§ Task:
From the records below, copy every line that contains the word "Hälsning".

§ Working data:

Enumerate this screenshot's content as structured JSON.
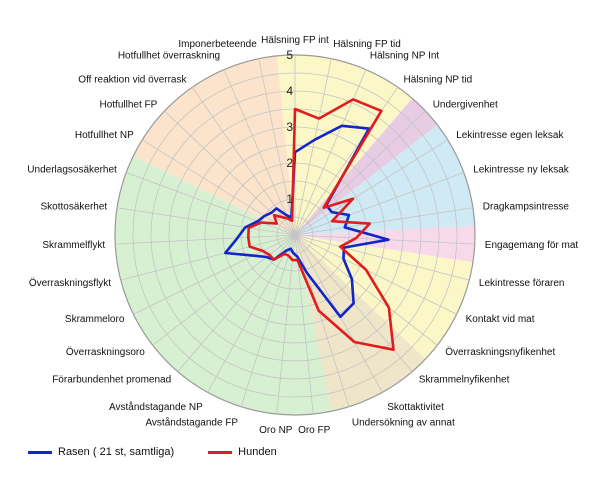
{
  "chart_data": {
    "type": "radar",
    "title": "",
    "rlim": [
      0,
      5
    ],
    "rticks": [
      "1",
      "2",
      "3",
      "4",
      "5"
    ],
    "grid": true,
    "legend_position": "bottom-left",
    "categories": [
      "Hälsning FP int",
      "Hälsning FP tid",
      "Hälsning NP Int",
      "Hälsning NP tid",
      "Undergivenhet",
      "Lekintresse egen leksak",
      "Lekintresse ny leksak",
      "Dragkampsintresse",
      "Engagemang för mat",
      "Lekintresse föraren",
      "Kontakt vid mat",
      "Överraskningsnyfikenhet",
      "Skrammelnyfikenhet",
      "Skottaktivitet",
      "Undersökning av annat",
      "Oro FP",
      "Oro NP",
      "Avståndstagande FP",
      "Avståndstagande NP",
      "Förarbundenhet promenad",
      "Överraskningsoro",
      "Skrammeloro",
      "Överraskningsflykt",
      "Skrammelflykt",
      "Skottosäkerhet",
      "Underlagsosäkerhet",
      "Hotfullhet NP",
      "Hotfullhet FP",
      "Off reaktion vid överrask",
      "Hotfullhet överraskning",
      "Imponerbeteende"
    ],
    "groups": [
      {
        "name": "positive",
        "color": "#fbf7c7",
        "from": 0,
        "to": 3
      },
      {
        "name": "submission",
        "color": "#e7cce3",
        "from": 4,
        "to": 4
      },
      {
        "name": "play",
        "color": "#cfe9f5",
        "from": 5,
        "to": 7
      },
      {
        "name": "food",
        "color": "#f8d9ea",
        "from": 8,
        "to": 8
      },
      {
        "name": "contact",
        "color": "#fbf7c7",
        "from": 9,
        "to": 11
      },
      {
        "name": "curiosity",
        "color": "#efe6c9",
        "from": 12,
        "to": 14
      },
      {
        "name": "fear",
        "color": "#d8f0d2",
        "from": 15,
        "to": 25
      },
      {
        "name": "aggression",
        "color": "#fbe4cb",
        "from": 26,
        "to": 30
      }
    ],
    "series": [
      {
        "name": "Rasen ( 21 st, samtliga)",
        "color": "#1226c8",
        "values": [
          2.3,
          2.7,
          3.3,
          3.6,
          1.2,
          1.2,
          1.6,
          1.4,
          2.6,
          1.4,
          1.5,
          2.0,
          2.5,
          2.6,
          1.1,
          0.6,
          0.5,
          0.4,
          0.5,
          0.9,
          1.0,
          1.3,
          2.0,
          1.6,
          1.4,
          1.1,
          1.0,
          0.9,
          0.9,
          0.6,
          0.5
        ]
      },
      {
        "name": "Hunden",
        "color": "#e21c1c",
        "values": [
          3.5,
          3.3,
          4.1,
          4.2,
          1.1,
          1.9,
          1.1,
          2.1,
          1.7,
          1.3,
          2.2,
          3.3,
          4.2,
          3.4,
          2.2,
          0.7,
          0.7,
          0.6,
          0.6,
          0.9,
          0.9,
          1.0,
          1.3,
          1.3,
          1.3,
          1.0,
          0.6,
          0.8,
          0.6,
          0.5,
          0.4
        ]
      }
    ]
  }
}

§ Solution to the exercise:
      "Hälsning FP int",
      "Hälsning FP tid",
      "Hälsning NP Int",
      "Hälsning NP tid",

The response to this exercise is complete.